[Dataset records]
####
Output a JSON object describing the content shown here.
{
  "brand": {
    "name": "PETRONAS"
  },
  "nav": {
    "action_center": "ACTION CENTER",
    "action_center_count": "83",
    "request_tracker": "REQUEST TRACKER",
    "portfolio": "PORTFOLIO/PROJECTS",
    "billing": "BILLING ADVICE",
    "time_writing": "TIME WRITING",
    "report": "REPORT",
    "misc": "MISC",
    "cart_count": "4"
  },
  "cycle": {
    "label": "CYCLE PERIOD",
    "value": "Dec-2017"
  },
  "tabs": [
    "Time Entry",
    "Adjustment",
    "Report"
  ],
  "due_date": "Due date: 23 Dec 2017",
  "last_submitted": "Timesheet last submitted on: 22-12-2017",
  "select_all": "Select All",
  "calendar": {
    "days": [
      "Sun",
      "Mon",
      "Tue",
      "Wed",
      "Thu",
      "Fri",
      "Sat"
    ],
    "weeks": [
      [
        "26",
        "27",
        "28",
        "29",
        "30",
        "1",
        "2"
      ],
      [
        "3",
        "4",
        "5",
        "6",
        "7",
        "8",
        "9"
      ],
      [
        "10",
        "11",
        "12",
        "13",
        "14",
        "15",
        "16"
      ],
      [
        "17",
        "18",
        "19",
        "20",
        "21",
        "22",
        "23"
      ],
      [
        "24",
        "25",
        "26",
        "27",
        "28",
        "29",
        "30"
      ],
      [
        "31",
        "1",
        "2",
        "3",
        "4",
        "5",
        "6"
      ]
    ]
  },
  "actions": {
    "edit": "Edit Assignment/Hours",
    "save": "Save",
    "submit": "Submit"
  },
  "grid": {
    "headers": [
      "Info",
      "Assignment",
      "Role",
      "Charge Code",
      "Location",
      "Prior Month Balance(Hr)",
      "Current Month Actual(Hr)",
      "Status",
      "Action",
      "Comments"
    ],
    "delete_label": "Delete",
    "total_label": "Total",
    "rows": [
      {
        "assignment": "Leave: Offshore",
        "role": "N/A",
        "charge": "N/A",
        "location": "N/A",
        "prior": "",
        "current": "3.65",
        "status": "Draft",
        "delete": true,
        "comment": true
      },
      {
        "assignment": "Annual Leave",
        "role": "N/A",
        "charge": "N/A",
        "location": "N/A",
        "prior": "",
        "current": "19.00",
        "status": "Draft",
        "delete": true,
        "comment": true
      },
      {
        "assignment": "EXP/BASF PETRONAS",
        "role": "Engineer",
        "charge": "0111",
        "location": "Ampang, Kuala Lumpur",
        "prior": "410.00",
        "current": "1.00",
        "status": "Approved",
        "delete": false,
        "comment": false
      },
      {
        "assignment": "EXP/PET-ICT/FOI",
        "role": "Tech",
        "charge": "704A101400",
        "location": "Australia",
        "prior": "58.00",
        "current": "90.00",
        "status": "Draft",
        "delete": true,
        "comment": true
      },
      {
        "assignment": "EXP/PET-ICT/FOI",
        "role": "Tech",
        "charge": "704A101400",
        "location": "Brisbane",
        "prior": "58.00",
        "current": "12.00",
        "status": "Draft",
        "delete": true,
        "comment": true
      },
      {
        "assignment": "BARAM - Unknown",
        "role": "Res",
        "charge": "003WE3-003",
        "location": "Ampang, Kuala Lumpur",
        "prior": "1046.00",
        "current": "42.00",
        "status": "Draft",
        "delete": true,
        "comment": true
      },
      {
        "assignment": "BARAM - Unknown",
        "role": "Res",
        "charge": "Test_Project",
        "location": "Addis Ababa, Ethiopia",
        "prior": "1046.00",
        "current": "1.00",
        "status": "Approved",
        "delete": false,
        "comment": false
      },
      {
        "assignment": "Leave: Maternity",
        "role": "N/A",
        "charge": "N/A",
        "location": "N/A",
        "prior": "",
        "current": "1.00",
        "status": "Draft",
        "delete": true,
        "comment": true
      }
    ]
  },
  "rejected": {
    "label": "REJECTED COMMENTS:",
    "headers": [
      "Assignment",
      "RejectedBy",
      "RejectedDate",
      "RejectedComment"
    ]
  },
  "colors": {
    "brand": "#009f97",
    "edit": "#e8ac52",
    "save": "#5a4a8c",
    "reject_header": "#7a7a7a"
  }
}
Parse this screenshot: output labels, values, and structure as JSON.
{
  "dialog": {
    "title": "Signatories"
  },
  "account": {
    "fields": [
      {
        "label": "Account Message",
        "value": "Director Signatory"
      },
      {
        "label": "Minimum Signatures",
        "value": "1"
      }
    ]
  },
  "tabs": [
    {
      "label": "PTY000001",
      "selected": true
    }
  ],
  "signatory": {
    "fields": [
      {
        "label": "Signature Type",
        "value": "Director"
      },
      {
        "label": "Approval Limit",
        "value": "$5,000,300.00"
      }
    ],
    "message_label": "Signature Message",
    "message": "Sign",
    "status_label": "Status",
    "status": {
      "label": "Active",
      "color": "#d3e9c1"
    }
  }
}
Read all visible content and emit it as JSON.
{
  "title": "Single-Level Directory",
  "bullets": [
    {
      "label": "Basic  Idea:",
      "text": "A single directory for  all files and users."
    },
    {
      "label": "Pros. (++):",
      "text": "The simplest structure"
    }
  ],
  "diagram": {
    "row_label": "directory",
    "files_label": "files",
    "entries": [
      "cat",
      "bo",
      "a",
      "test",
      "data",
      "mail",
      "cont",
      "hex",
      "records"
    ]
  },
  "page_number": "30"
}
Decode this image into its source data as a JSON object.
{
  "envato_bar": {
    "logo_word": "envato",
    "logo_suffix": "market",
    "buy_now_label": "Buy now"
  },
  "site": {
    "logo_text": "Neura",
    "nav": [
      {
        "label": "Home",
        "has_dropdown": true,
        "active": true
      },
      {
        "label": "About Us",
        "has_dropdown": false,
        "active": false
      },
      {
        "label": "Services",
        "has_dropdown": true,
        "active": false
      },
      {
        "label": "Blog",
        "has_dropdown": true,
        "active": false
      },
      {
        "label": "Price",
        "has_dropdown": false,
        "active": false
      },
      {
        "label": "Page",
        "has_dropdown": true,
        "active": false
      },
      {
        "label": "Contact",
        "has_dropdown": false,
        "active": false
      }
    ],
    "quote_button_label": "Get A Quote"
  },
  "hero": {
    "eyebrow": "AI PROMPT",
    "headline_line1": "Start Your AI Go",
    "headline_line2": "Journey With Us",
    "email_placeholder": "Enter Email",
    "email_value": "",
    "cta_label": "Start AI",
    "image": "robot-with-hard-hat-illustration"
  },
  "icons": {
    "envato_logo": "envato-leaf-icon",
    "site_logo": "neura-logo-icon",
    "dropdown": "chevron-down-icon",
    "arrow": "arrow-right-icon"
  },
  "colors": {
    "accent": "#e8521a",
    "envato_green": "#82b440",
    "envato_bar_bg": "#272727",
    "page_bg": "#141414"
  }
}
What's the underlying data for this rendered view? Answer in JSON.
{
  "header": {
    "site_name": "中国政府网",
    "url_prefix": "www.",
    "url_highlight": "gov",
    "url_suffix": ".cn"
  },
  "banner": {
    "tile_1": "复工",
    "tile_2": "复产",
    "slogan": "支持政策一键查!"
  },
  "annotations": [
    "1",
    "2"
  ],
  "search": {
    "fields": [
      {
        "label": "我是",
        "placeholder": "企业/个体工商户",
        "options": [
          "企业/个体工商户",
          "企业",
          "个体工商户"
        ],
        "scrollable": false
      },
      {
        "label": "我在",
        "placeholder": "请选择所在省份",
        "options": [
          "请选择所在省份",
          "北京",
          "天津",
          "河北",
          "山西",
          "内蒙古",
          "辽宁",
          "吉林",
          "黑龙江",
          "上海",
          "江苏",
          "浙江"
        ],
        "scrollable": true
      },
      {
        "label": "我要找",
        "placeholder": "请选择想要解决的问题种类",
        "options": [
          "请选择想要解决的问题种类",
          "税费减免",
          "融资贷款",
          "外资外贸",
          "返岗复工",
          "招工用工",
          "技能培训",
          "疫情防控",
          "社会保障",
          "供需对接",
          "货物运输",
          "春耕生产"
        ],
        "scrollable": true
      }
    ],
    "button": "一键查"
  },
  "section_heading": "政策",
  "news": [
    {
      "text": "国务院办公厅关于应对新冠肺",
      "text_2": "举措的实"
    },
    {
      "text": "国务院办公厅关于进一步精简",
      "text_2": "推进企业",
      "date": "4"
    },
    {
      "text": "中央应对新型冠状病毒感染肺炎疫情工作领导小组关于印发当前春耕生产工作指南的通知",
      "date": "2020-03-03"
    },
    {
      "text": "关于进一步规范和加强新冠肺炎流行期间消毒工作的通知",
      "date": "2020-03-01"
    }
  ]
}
####
_Short problem_.
For the listing above, give the number of lines in which the string "Leave" occurs, and nothing else.

_Finished answer_.
3